EXERCISE REQUIREMENTS: Search the records below for the word "công". Pull out each line that has it.
>> Start MATERIAL FOR THIS TASK
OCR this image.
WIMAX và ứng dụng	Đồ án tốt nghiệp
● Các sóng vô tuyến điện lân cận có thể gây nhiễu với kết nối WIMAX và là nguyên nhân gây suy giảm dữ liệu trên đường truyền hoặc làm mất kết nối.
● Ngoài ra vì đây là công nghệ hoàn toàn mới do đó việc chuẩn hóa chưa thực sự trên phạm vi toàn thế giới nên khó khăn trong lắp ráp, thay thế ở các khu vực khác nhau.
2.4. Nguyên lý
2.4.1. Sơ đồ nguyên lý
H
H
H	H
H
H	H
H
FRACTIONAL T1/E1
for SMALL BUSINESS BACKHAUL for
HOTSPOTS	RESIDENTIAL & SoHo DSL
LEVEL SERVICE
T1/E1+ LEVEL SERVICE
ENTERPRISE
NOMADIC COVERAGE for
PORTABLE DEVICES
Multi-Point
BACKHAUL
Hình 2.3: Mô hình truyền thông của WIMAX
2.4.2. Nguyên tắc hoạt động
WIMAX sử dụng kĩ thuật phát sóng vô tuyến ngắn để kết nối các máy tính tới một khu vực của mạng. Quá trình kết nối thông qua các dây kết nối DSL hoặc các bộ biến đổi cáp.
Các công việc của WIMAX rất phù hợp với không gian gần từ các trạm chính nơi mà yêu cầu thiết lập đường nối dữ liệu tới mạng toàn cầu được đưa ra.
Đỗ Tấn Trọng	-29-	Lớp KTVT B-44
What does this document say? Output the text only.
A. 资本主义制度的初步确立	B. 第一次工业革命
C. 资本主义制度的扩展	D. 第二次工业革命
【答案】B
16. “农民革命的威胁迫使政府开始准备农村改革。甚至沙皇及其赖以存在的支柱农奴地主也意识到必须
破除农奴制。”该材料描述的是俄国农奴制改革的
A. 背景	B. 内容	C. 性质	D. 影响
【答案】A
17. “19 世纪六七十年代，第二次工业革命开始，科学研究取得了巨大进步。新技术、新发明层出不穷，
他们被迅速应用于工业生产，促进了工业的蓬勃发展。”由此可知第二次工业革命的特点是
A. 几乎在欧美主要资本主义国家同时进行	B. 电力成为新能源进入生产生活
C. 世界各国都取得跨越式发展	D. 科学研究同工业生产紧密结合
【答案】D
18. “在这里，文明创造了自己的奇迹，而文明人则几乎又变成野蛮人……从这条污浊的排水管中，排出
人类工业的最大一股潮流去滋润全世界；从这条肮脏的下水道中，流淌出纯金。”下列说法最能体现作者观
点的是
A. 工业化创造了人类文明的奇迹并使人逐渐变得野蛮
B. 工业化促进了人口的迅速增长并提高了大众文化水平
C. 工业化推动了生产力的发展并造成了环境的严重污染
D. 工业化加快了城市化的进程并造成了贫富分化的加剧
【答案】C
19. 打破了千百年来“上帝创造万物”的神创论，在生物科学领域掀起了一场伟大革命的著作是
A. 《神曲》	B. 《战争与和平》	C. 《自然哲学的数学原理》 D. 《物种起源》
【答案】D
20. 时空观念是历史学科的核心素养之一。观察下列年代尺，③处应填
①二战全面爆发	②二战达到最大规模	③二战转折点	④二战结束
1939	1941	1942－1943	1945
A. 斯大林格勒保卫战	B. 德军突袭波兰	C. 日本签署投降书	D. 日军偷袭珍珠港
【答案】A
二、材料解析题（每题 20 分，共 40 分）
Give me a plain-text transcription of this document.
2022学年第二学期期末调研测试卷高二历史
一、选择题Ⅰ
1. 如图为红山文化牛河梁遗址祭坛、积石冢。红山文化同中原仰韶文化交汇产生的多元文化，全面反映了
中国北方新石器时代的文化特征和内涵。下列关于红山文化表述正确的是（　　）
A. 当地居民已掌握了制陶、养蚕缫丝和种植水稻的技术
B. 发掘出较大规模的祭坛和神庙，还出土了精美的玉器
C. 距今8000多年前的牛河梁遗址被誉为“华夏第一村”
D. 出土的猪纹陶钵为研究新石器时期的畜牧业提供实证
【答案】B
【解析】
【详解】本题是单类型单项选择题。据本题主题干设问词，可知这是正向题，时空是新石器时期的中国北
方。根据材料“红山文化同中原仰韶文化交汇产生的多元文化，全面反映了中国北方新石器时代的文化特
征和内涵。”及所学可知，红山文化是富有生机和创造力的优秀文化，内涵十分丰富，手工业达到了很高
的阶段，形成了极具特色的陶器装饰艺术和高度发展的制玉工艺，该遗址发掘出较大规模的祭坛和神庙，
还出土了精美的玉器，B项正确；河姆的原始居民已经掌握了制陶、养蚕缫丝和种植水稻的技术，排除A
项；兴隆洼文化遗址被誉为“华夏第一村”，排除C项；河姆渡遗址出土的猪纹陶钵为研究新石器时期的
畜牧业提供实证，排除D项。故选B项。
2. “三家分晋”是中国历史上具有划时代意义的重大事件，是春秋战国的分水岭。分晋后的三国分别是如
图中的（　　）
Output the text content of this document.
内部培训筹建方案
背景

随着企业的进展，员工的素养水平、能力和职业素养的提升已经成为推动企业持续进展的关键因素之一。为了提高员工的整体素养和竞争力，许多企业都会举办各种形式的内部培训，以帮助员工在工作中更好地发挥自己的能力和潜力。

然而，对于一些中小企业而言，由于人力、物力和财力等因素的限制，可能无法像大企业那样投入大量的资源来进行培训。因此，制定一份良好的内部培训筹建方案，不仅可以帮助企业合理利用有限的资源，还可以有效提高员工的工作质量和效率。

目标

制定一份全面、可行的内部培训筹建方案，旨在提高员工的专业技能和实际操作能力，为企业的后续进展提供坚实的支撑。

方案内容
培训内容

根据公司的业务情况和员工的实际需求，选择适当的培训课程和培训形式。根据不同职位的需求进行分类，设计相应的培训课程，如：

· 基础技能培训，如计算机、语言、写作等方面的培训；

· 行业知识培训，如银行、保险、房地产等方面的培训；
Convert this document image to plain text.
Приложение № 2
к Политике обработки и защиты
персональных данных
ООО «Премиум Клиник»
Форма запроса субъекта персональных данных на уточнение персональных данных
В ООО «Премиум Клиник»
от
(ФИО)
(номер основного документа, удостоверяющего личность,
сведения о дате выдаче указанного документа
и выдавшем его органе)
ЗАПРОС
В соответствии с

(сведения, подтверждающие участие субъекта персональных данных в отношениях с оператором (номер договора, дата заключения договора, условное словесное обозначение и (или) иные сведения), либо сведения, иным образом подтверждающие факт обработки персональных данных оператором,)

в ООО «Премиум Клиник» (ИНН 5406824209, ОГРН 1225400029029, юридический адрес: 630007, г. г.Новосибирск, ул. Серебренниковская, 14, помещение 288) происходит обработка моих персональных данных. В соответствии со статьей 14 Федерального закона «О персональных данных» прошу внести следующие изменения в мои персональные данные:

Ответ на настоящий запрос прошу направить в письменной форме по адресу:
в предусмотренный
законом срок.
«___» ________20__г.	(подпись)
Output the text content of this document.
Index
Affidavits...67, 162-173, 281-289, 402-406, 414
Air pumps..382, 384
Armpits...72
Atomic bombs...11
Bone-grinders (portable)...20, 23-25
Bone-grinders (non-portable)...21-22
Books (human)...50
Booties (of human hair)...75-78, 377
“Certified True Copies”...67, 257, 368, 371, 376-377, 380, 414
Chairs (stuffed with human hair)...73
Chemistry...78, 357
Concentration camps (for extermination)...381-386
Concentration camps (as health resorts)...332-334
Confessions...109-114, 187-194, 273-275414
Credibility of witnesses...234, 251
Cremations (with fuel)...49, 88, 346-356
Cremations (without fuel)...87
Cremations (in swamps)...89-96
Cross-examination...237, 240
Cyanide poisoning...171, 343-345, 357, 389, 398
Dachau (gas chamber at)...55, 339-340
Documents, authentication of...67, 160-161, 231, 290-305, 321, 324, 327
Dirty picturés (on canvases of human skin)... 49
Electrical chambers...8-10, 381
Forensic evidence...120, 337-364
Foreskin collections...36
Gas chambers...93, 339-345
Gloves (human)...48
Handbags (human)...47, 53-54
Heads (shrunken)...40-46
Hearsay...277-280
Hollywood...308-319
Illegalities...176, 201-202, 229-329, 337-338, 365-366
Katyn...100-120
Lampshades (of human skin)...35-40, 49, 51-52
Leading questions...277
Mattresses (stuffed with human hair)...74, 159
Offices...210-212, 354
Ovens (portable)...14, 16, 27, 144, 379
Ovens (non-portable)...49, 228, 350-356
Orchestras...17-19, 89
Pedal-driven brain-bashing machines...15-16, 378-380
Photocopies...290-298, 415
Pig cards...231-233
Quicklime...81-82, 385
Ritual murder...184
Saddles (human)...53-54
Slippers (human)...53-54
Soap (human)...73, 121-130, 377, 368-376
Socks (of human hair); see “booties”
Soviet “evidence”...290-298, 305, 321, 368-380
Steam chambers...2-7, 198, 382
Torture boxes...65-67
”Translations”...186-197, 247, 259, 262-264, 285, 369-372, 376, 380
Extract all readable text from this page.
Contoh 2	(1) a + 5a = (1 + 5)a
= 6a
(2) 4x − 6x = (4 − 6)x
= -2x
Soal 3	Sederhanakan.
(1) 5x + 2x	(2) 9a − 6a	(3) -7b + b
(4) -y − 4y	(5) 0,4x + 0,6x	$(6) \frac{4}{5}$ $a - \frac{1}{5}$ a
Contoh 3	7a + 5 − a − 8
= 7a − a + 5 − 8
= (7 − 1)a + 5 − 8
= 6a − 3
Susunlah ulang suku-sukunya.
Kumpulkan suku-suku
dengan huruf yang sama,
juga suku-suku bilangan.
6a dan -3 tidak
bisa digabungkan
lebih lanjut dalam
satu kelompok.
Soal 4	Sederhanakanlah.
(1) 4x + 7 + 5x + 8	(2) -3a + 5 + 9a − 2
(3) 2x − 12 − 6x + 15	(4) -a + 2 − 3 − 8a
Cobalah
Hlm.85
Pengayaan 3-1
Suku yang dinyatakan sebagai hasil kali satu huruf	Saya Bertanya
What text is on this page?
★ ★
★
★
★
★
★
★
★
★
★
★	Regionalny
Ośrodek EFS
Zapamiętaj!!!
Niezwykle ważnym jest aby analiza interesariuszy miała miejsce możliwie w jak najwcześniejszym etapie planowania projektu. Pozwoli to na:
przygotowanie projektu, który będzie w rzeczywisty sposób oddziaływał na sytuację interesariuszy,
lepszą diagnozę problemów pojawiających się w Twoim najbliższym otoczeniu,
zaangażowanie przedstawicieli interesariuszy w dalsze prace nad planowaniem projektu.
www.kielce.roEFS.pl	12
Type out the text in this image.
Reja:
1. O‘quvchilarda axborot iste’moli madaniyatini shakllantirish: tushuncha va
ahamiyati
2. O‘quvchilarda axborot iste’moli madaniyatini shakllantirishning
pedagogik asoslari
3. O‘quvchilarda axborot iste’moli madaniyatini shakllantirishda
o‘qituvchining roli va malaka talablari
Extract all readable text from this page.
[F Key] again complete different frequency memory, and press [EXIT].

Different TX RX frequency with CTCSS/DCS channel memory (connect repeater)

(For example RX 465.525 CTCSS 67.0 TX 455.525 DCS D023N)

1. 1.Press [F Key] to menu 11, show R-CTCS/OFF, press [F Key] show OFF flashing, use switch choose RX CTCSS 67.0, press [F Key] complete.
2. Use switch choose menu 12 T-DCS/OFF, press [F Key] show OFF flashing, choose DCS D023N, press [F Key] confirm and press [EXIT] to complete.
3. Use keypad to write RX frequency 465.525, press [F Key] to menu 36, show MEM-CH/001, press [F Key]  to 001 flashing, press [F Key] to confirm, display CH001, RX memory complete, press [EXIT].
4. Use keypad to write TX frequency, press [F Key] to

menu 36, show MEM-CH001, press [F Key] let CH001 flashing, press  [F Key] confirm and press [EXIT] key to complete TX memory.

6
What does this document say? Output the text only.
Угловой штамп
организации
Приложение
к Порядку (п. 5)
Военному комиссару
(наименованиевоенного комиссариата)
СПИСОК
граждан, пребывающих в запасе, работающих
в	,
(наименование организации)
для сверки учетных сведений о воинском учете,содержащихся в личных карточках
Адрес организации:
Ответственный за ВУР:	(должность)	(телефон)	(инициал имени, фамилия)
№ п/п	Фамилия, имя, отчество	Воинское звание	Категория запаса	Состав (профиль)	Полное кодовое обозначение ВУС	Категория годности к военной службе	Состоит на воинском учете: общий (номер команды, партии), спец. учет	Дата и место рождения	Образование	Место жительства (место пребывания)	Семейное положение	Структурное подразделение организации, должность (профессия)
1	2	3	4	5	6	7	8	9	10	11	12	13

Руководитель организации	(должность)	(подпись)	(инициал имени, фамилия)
>> End MATERIAL FOR THIS TASK
THE SOLUTION:
● Ngoài ra vì đây là công nghệ hoàn toàn mới do đó việc chuẩn hóa chưa thực sự trên phạm vi toàn thế giới nên khó khăn trong lắp ráp, thay thế ở các khu vực khác nhau.
Các công việc của WIMAX rất phù hợp với không gian gần từ các trạm chính nơi mà yêu cầu thiết lập đường nối dữ liệu tới mạng toàn cầu được đưa ra.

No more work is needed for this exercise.